→ Data provided:
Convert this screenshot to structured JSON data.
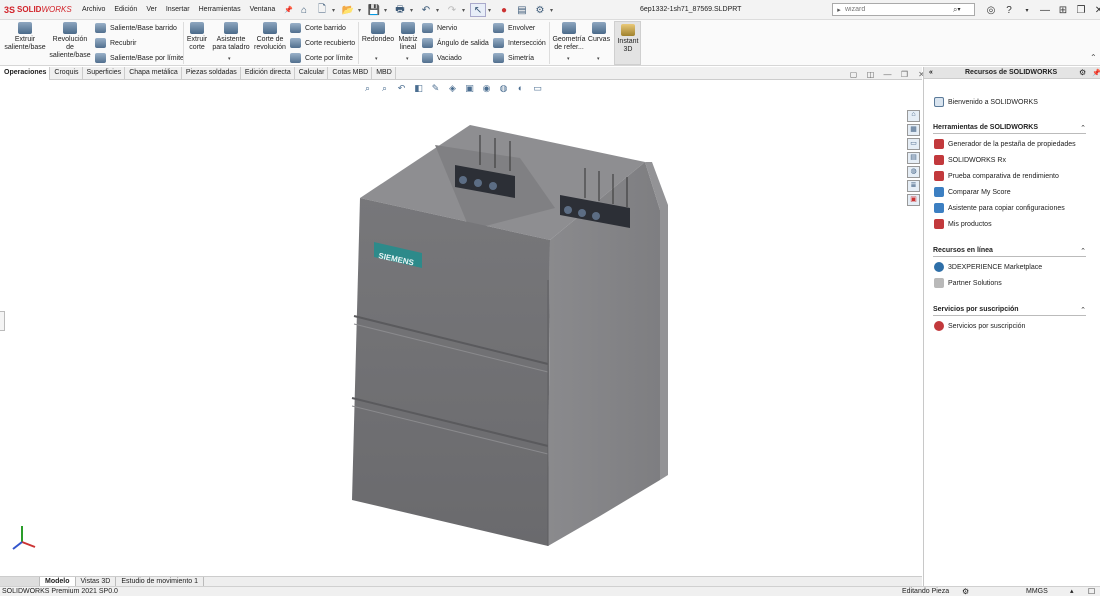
{
  "app": {
    "logo_prefix": "3S",
    "logo_bold": "SOLID",
    "logo_rest": "WORKS",
    "document_title": "6ep1332-1sh71_87569.SLDPRT"
  },
  "menu": [
    "Archivo",
    "Edición",
    "Ver",
    "Insertar",
    "Herramientas",
    "Ventana"
  ],
  "search": {
    "value": "wizard"
  },
  "ribbon": {
    "extrude_boss": "Extruir saliente/base",
    "revolve_boss": "Revolución de saliente/base",
    "swept_boss": "Saliente/Base barrido",
    "loft": "Recubrir",
    "boundary_boss": "Saliente/Base por límite",
    "extrude_cut": "Extruir corte",
    "hole_wizard": "Asistente para taladro",
    "revolve_cut": "Corte de revolución",
    "swept_cut": "Corte barrido",
    "lofted_cut": "Corte recubierto",
    "boundary_cut": "Corte por límite",
    "fillet": "Redondeo",
    "linear_pattern": "Matriz lineal",
    "rib": "Nervio",
    "draft": "Ángulo de salida",
    "shell": "Vaciado",
    "wrap": "Envolver",
    "intersect": "Intersección",
    "mirror": "Simetría",
    "ref_geometry": "Geometría de refer...",
    "curves": "Curvas",
    "instant3d": "Instant 3D"
  },
  "tabs": [
    "Operaciones",
    "Croquis",
    "Superficies",
    "Chapa metálica",
    "Piezas soldadas",
    "Edición directa",
    "Calcular",
    "Cotas MBD",
    "MBD"
  ],
  "model": {
    "brand_label": "SIEMENS"
  },
  "bottom_tabs": [
    "Modelo",
    "Vistas 3D",
    "Estudio de movimiento 1"
  ],
  "status": {
    "left": "SOLIDWORKS Premium 2021 SP0.0",
    "mode": "Editando Pieza",
    "units": "MMGS"
  },
  "panel": {
    "title": "Recursos de SOLIDWORKS",
    "welcome": "Bienvenido a SOLIDWORKS",
    "tools_header": "Herramientas de SOLIDWORKS",
    "tools": [
      "Generador de la pestaña de propiedades",
      "SOLIDWORKS Rx",
      "Prueba comparativa de rendimiento",
      "Comparar My Score",
      "Asistente para copiar configuraciones",
      "Mis productos"
    ],
    "online_header": "Recursos en línea",
    "online": [
      "3DEXPERIENCE Marketplace",
      "Partner Solutions"
    ],
    "subs_header": "Servicios por suscripción",
    "subs": [
      "Servicios por suscripción"
    ]
  },
  "colors": {
    "brand_red": "#d2232a",
    "model_body": "#6e6e70",
    "siemens_label": "#2d8a8a"
  }
}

→ The request: Examine the data above and state how many of its lines contain the word "Extruir", with no further remarks.

→ Answer to this task: 2